[STATED EXERCISE A]
From the film review below, extract everything from "The protagonist is" down to "in the office.".

[SELECTED EXCERPT]
########################################
SHARE Cross-cultural ‘Kumiko, the Treasure Hunter’ traces a misguided journey of destiny

“Kumiko, the Treasure Hunter” could have played out a couple of ways. On paper, it has the potential to be an oddball comedy, and it definitely has its funny moments. Instead, “Kumiko” takes its oddness very seriously, leaving the audience slightly bemused.

The protagonist is a Japanese woman just shy of 30 years old. She feels like a symbol of workplace sexism in Tokyo. Kumiko (played by Rinko Kikuchi) holds down a miserable office job, and is surrounded by younger women who are biding time until they get married.

Her boss, Mr. Sakagami (Nobuyuki Katsube), agitates her on a daily basis, ordering her around on monotonous tasks like dropping off his dry cleaning. When he isn’t ordering her around, he’s asking her about her personal life, such as why she isn’t married yet. It’s not because he’s concerned for her future. It’s because there are other younger girls waiting for a vacancy in the office.

If that weren’t bad enough, her mother is also pressuring her to move home until she gets married.

Audiences may remember Kikuchi from supporting roles in films such as “Pacific Rim” and “The Brothers Bloom.” She also netted an Oscar nomination for her role in 2006’s “Babel.” Kikuchi plays Kumiko as a painfully shy, soft-spoken woman who manages to look exasperated and innocent at the same time.

Kumiko’s life of solitude features one source of excitement: She loves to hunt for treasure. As the film opens, Kumiko treks along a beach and into a remote cave, where she finds an unmarked VHS tape buried in the sand. The tape is a rotten dubbing of the Coen Brothers’ 1996 film “Fargo,” of all things.

Kumiko studies the tape as if she’s decoding the Dead Sea Scrolls. When partway through the film, Steve Buscemi’s character buries a suitcase full of money in the North Dakota tundra, Kumiko mistakenly believes the events of the film are real. So when Mr. Sakagami gives her the company credit card one opportune day, Kumiko sets out on a journey of destiny.

The heart of “Kumiko” is found in the title character’s missteps as she travels the United States and attempts to locate her fictional treasure. Encounters with local policemen, cab drivers and airport-based Christian missionaries are amusing without ever becoming laugh-out-loud funny. (Audiences will also enjoy the ultimate demise of Kumiko’s VHS tape.)
########################################
[DATA ENTRIES]
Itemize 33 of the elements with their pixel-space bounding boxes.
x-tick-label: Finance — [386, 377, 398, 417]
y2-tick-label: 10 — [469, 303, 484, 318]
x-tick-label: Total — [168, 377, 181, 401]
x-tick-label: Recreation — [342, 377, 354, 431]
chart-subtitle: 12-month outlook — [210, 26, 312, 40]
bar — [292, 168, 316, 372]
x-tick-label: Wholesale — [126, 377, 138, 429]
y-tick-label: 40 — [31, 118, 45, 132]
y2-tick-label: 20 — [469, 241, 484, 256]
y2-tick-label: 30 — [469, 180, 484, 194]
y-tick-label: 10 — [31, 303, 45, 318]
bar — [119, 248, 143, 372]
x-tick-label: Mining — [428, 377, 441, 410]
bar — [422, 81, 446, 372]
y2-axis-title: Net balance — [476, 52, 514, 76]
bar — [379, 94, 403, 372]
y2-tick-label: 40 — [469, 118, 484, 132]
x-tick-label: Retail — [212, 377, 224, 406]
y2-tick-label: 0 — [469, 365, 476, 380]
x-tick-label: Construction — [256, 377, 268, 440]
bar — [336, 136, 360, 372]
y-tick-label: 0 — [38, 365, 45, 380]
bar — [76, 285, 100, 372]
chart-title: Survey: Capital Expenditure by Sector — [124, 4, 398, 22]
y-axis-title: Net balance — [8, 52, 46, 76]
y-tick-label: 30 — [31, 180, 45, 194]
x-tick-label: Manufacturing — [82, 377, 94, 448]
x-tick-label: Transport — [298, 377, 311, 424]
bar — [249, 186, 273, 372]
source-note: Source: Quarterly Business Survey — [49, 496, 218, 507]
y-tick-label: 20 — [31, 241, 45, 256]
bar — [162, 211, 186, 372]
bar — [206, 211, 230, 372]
########################################
[STATED EXERCISE B]
Pick out each line of the entries above that contains the string "axis", matching case exactly.

[TASK RESPONSE A]
The protagonist is a Japanese woman just shy of 30 years old. She feels like a symbol of workplace sexism in Tokyo. Kumiko (played by Rinko Kikuchi) holds down a miserable office job, and is surrounded by younger women who are biding time until they get married.

Her boss, Mr. Sakagami (Nobuyuki Katsube), agitates her on a daily basis, ordering her around on monotonous tasks like dropping off his dry cleaning. When he isn’t ordering her around, he’s asking her about her personal life, such as why she isn’t married yet. It’s not because he’s concerned for her future. It’s because there are other younger girls waiting for a vacancy in the office.

[TASK RESPONSE B]
y2-axis-title: Net balance — [476, 52, 514, 76]
y-axis-title: Net balance — [8, 52, 46, 76]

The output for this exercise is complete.